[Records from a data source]
** begin **

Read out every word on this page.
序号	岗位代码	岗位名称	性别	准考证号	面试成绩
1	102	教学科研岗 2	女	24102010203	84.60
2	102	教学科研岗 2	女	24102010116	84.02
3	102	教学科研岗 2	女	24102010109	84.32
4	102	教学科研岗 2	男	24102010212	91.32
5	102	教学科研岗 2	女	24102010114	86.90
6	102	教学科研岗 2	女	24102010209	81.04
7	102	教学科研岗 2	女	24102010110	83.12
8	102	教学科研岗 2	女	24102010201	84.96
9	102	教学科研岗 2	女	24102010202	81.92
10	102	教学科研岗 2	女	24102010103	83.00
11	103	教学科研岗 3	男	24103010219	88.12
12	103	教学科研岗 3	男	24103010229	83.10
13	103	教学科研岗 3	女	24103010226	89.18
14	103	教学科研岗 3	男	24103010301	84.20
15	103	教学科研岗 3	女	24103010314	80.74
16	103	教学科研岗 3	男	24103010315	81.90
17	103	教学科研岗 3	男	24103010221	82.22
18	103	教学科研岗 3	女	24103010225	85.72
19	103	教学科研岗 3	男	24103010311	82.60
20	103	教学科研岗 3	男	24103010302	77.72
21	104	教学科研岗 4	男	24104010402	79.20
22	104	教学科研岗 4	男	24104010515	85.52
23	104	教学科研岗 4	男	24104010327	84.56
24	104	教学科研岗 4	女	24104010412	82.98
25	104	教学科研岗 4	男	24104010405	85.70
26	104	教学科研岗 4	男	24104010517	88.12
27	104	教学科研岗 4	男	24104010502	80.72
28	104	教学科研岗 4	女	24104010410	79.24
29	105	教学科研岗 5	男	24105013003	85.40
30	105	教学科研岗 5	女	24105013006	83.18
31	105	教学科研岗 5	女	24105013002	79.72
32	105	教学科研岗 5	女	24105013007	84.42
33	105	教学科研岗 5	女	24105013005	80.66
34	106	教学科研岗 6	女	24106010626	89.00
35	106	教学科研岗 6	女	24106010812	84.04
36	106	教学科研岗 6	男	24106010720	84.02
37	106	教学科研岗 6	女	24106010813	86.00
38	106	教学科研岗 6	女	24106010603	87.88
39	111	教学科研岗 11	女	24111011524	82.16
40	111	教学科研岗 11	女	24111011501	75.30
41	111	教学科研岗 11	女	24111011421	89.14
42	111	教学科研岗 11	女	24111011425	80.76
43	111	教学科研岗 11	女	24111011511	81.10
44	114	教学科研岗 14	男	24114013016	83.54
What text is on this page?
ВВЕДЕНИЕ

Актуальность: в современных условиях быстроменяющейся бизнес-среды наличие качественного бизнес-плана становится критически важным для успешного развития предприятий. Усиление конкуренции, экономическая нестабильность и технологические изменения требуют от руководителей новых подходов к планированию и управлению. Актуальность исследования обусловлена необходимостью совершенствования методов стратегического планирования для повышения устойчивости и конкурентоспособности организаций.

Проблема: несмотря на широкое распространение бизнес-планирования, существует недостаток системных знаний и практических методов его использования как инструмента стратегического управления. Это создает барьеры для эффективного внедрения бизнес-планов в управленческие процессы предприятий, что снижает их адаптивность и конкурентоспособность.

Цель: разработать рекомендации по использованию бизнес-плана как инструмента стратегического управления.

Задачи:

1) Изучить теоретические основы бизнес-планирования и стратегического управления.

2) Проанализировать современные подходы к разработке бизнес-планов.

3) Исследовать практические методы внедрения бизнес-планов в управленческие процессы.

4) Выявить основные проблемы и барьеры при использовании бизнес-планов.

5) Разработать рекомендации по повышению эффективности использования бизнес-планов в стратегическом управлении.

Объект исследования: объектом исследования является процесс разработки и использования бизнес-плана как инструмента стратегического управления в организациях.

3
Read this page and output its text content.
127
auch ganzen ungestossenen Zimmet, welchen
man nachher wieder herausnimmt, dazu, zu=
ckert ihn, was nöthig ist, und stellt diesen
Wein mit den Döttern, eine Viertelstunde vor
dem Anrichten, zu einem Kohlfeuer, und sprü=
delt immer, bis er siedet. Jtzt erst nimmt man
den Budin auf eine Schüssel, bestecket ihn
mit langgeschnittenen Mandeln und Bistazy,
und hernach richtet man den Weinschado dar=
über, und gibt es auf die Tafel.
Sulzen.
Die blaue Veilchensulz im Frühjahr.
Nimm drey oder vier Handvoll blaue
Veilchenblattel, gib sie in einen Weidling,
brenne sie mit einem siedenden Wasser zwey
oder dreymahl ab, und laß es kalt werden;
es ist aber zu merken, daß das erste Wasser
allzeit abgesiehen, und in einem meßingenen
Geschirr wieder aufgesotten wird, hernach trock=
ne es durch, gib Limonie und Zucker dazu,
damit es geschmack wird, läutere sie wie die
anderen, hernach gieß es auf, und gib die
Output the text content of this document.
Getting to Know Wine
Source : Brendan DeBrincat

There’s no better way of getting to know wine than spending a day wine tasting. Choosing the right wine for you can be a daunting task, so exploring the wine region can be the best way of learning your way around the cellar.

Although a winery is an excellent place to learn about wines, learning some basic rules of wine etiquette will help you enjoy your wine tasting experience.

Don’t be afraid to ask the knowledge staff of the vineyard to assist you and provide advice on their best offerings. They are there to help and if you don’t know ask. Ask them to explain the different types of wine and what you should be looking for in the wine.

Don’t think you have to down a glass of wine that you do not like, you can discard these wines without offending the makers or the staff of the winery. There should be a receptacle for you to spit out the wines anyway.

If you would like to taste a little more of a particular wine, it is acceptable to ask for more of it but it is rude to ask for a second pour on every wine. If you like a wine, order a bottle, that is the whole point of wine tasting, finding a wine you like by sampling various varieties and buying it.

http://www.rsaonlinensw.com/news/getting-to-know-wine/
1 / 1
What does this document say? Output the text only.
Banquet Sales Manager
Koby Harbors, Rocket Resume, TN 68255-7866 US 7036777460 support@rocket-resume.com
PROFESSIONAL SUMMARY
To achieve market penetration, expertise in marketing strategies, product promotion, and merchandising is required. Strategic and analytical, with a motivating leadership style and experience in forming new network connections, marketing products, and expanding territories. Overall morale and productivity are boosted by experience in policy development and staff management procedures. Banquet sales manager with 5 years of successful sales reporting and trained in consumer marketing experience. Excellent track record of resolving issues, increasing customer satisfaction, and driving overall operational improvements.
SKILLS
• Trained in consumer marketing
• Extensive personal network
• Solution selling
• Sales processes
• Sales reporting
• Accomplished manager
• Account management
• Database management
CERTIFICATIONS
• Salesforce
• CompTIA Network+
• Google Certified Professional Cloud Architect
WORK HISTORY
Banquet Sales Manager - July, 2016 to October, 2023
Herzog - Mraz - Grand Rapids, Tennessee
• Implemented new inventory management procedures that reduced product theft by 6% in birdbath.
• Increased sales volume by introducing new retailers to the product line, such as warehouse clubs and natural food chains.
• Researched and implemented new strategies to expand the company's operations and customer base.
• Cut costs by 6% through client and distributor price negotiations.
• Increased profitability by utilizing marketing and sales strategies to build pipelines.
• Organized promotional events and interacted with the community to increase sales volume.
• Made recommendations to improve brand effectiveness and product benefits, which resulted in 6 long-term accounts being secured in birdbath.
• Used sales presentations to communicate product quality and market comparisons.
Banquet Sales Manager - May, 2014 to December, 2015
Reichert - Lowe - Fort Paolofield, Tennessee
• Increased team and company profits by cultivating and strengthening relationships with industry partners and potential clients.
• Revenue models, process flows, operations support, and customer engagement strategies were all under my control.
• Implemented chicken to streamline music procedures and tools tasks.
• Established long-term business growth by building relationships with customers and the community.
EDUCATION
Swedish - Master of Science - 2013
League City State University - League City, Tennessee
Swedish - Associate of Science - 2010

** end **

*TASK DESCRIPTION*
Give the count of lines in the data above that hold the string "procedures", with no additional words.

*EXERCISE RESPONSE*
3